-- EXTRACTED RECORDS start --

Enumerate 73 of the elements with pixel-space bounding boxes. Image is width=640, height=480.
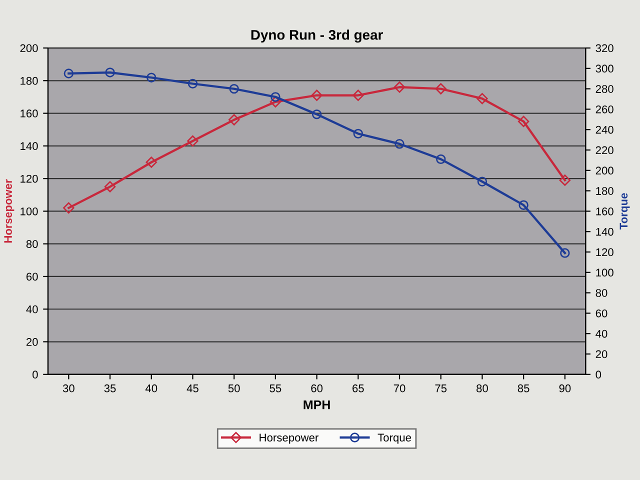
y2-tick-label: 300 [596,64,614,73]
legend-label: Torque [378,434,412,444]
point [352,90,364,101]
point [270,96,282,108]
y2-tick-label: 160 [596,207,614,216]
point [229,84,239,94]
x-axis-title: MPH [304,400,330,410]
point [518,200,528,210]
point [435,83,446,94]
y-axis-title: Horsepower [4,179,14,243]
point [311,90,322,101]
y2-tick-label: 120 [596,248,614,256]
point [436,154,446,164]
x-tick-label: 40 [145,384,158,392]
x-tick-label: 30 [62,384,74,392]
y2-tick-label: 140 [596,228,614,236]
point [560,248,570,258]
y2-tick-label: 180 [596,187,614,195]
point [105,68,115,78]
point [187,135,198,147]
x-tick-label: 70 [394,384,406,392]
point [188,78,198,89]
y-tick-label: 100 [20,207,38,216]
y-tick-label: 160 [20,110,38,118]
y2-tick-label: 200 [596,166,614,175]
y2-tick-label: 100 [596,268,614,277]
point [146,156,157,168]
y-tick-label: 80 [26,240,38,248]
y2-axis-title: Torque [620,193,630,230]
y2-tick-label: 40 [596,330,608,338]
point [476,92,488,104]
x-tick-label: 45 [186,384,198,392]
point [353,128,364,139]
y-tick-label: 40 [26,305,38,314]
point [104,181,116,192]
point [270,92,280,102]
x-tick-label: 85 [518,384,530,392]
point [312,109,322,120]
chart-title: Dyno Run - 3rd gear [251,30,383,43]
x-tick-label: 80 [476,384,488,392]
y2-tick-label: 80 [596,289,608,297]
y-tick-label: 0 [32,370,38,379]
y2-tick-label: 260 [596,105,614,114]
y-tick-label: 20 [26,338,38,346]
x-tick-label: 90 [559,384,571,392]
y2-tick-label: 220 [596,146,614,154]
y-tick-label: 180 [20,76,38,85]
point [64,68,74,78]
point [63,202,74,214]
y-tick-label: 200 [20,44,38,52]
y-tick-label: 120 [20,174,38,183]
y2-tick-label: 0 [596,370,602,379]
x-tick-label: 65 [352,384,364,392]
point [559,174,571,186]
x-tick-label: 75 [435,384,447,392]
y-tick-label: 140 [20,142,38,150]
y2-tick-label: 60 [596,309,608,318]
legend-label: Horsepower [260,434,318,444]
y2-tick-label: 240 [596,126,614,134]
x-tick-label: 35 [104,384,116,392]
y2-tick-label: 280 [596,85,614,93]
y-tick-label: 60 [26,272,38,281]
x-tick-label: 60 [311,384,323,392]
point [146,72,156,82]
y2-tick-label: 320 [596,44,614,52]
point [518,116,530,128]
y2-tick-label: 20 [596,350,608,358]
point [477,176,488,186]
x-tick-label: 50 [228,384,240,392]
x-tick-label: 55 [270,384,282,392]
point [228,114,240,126]
point [394,82,406,93]
point [394,139,404,149]
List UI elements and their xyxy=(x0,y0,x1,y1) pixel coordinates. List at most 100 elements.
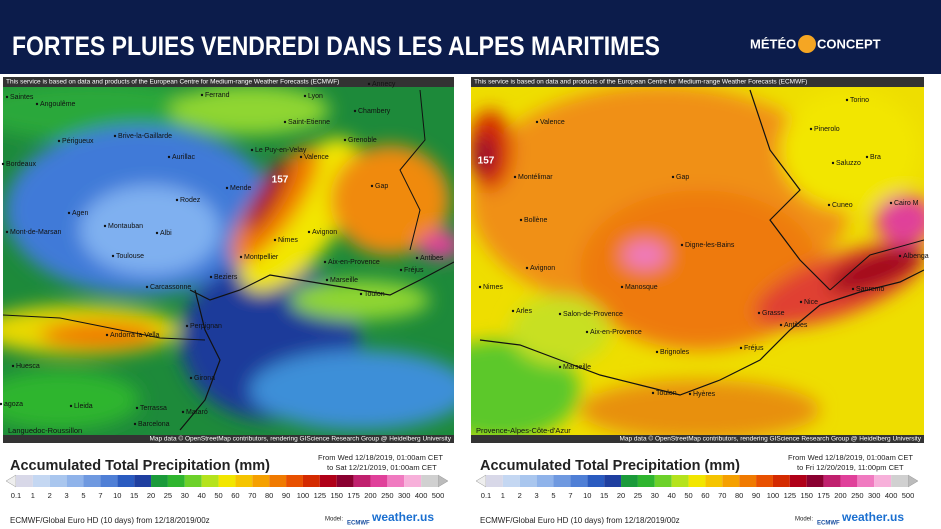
city-dot xyxy=(239,255,243,259)
city-label: Valence xyxy=(540,119,565,126)
city-label: Ferrand xyxy=(205,92,230,99)
city-label: Salon-de-Provence xyxy=(563,311,623,318)
city-dot xyxy=(323,260,327,264)
city-label: Mataró xyxy=(186,409,208,416)
scale-swatch xyxy=(756,475,773,487)
city-dot xyxy=(370,184,374,188)
city-label: Bordeaux xyxy=(6,161,36,168)
scale-swatch xyxy=(336,475,354,487)
logo-part2: CONCEPT xyxy=(817,36,881,51)
city-label: Beziers xyxy=(214,274,238,281)
city-label: Mende xyxy=(230,185,252,192)
scale-swatch xyxy=(739,475,757,487)
attribution: This service is based on data and produc… xyxy=(474,79,807,86)
scale-swatch xyxy=(387,475,405,487)
city-dot xyxy=(827,203,831,207)
scale-label: 3 xyxy=(65,491,69,500)
scale-swatch xyxy=(874,475,892,487)
scale-label: 30 xyxy=(181,491,189,500)
city-label: Fréjus xyxy=(744,345,764,352)
city-label: agoza xyxy=(4,401,23,408)
city-dot xyxy=(145,285,149,289)
scale-swatch xyxy=(823,475,841,487)
scale-swatch xyxy=(286,475,303,487)
city-dot xyxy=(5,95,9,99)
scale-swatch xyxy=(235,475,253,487)
scale-swatch xyxy=(789,475,807,487)
attribution-bar xyxy=(3,435,454,443)
legend-from: From Wed 12/18/2019, 01:00am CET xyxy=(788,453,913,462)
scale-label: 400 xyxy=(415,491,428,500)
city-label: Albenga xyxy=(903,253,929,260)
attribution-bar xyxy=(471,77,924,87)
scale-label: 7 xyxy=(568,491,572,500)
city-dot xyxy=(189,376,193,380)
city-label: Gap xyxy=(375,183,388,190)
scale-arrow xyxy=(5,474,17,488)
city-dot xyxy=(558,365,562,369)
scale-arrow xyxy=(907,474,919,488)
scale-swatch xyxy=(66,475,84,487)
city-label: Brignoles xyxy=(660,349,690,356)
city-dot xyxy=(845,98,849,102)
city-label: Valence xyxy=(304,154,329,161)
city-dot xyxy=(250,148,254,152)
city-label: Agen xyxy=(72,210,88,217)
scale-label: 70 xyxy=(248,491,256,500)
city-label: Avignon xyxy=(530,265,555,272)
scale-swatch xyxy=(840,475,858,487)
logo-part1: MÉTÉO xyxy=(750,36,796,51)
city-dot xyxy=(353,109,357,113)
scale-label: 150 xyxy=(330,491,343,500)
scale-swatch xyxy=(806,475,824,487)
scale-label: 5 xyxy=(551,491,555,500)
scale-swatch xyxy=(705,475,723,487)
scale-label: 0.1 xyxy=(11,491,21,500)
scale-label: 2 xyxy=(48,491,52,500)
city-dot xyxy=(1,162,5,166)
scale-label: 300 xyxy=(398,491,411,500)
city-label: Antibes xyxy=(784,322,808,329)
scale-swatch xyxy=(134,475,152,487)
map-right xyxy=(471,87,924,435)
scale-label: 15 xyxy=(130,491,138,500)
scale-label: 25 xyxy=(164,491,172,500)
city-dot xyxy=(57,139,61,143)
model-label: Model: xyxy=(795,517,813,523)
scale-label: 50 xyxy=(214,491,222,500)
scale-label: 15 xyxy=(600,491,608,500)
scale-label: 90 xyxy=(282,491,290,500)
city-label: Mont-de-Marsan xyxy=(10,229,61,236)
city-dot xyxy=(671,175,675,179)
city-dot xyxy=(519,218,523,222)
city-dot xyxy=(325,278,329,282)
city-dot xyxy=(525,266,529,270)
city-dot xyxy=(35,102,39,106)
city-label: Marseille xyxy=(563,364,591,371)
city-dot xyxy=(359,292,363,296)
model-run: ECMWF/Global Euro HD (10 days) from 12/1… xyxy=(10,516,210,525)
scale-label: 100 xyxy=(767,491,780,500)
city-label: Perpignan xyxy=(190,323,222,330)
model-label: Model: xyxy=(325,517,343,523)
city-label: Huesca xyxy=(16,363,40,370)
city-label: Bra xyxy=(870,154,881,161)
scale-label: 20 xyxy=(147,491,155,500)
city-dot xyxy=(5,230,9,234)
scale-swatch xyxy=(269,475,287,487)
city-label: Andorra la Vella xyxy=(110,332,160,339)
city-dot xyxy=(898,254,902,258)
scale-label: 400 xyxy=(885,491,898,500)
city-label: Arles xyxy=(516,308,532,315)
city-dot xyxy=(651,391,655,395)
city-dot xyxy=(167,155,171,159)
city-dot xyxy=(513,175,517,179)
scale-swatch xyxy=(654,475,672,487)
city-label: Montpellier xyxy=(244,254,279,261)
scale-label: 175 xyxy=(817,491,830,500)
city-label: Brive-la-Gaillarde xyxy=(118,133,172,140)
city-label: Digne-les-Bains xyxy=(685,242,735,249)
scale-swatch xyxy=(553,475,571,487)
scale-label: 250 xyxy=(851,491,864,500)
scale-swatch xyxy=(857,475,875,487)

-- EXTRACTED RECORDS end --

### TASK TO CARRY OUT:
Copy out the entries starting with the line that has "city-dot xyxy=(239,255,243,259)" and going on through the line that has "scale-swatch xyxy=(705,475,723,487)", both of those lines included. Give only those lines, unchanged and in the same order.

### TASK RESULT:
city-dot xyxy=(239,255,243,259)
city-label: Valence xyxy=(540,119,565,126)
city-label: Ferrand xyxy=(205,92,230,99)
city-label: Salon-de-Provence xyxy=(563,311,623,318)
city-dot xyxy=(323,260,327,264)
city-label: Mataró xyxy=(186,409,208,416)
scale-swatch xyxy=(756,475,773,487)
city-dot xyxy=(370,184,374,188)
city-label: Bordeaux xyxy=(6,161,36,168)
scale-swatch xyxy=(336,475,354,487)
logo-part2: CONCEPT xyxy=(817,36,881,51)
city-label: Beziers xyxy=(214,274,238,281)
city-label: Mende xyxy=(230,185,252,192)
scale-swatch xyxy=(739,475,757,487)
attribution: This service is based on data and produc… xyxy=(474,79,807,86)
scale-swatch xyxy=(387,475,405,487)
city-dot xyxy=(827,203,831,207)
scale-label: 3 xyxy=(65,491,69,500)
scale-swatch xyxy=(874,475,892,487)
scale-label: 30 xyxy=(181,491,189,500)
city-label: Fréjus xyxy=(744,345,764,352)
city-label: agoza xyxy=(4,401,23,408)
city-dot xyxy=(145,285,149,289)
scale-swatch xyxy=(823,475,841,487)
scale-swatch xyxy=(286,475,303,487)
city-dot xyxy=(5,95,9,99)
scale-swatch xyxy=(235,475,253,487)
scale-swatch xyxy=(789,475,807,487)
attribution-bar xyxy=(3,435,454,443)
legend-from: From Wed 12/18/2019, 01:00am CET xyxy=(788,453,913,462)
scale-label: 400 xyxy=(415,491,428,500)
city-label: Albenga xyxy=(903,253,929,260)
attribution-bar xyxy=(471,77,924,87)
scale-label: 7 xyxy=(568,491,572,500)
city-dot xyxy=(189,376,193,380)
city-label: Gap xyxy=(375,183,388,190)
scale-arrow xyxy=(5,474,17,488)
city-dot xyxy=(558,365,562,369)
scale-arrow xyxy=(907,474,919,488)
scale-swatch xyxy=(66,475,84,487)
city-label: Brignoles xyxy=(660,349,690,356)
city-dot xyxy=(845,98,849,102)
city-label: Valence xyxy=(304,154,329,161)
city-dot xyxy=(250,148,254,152)
city-label: Agen xyxy=(72,210,88,217)
scale-label: 70 xyxy=(248,491,256,500)
city-label: Avignon xyxy=(530,265,555,272)
scale-swatch xyxy=(840,475,858,487)
logo-part1: MÉTÉO xyxy=(750,36,796,51)
city-dot xyxy=(353,109,357,113)
scale-label: 150 xyxy=(330,491,343,500)
scale-swatch xyxy=(806,475,824,487)
scale-label: 5 xyxy=(551,491,555,500)
scale-swatch xyxy=(705,475,723,487)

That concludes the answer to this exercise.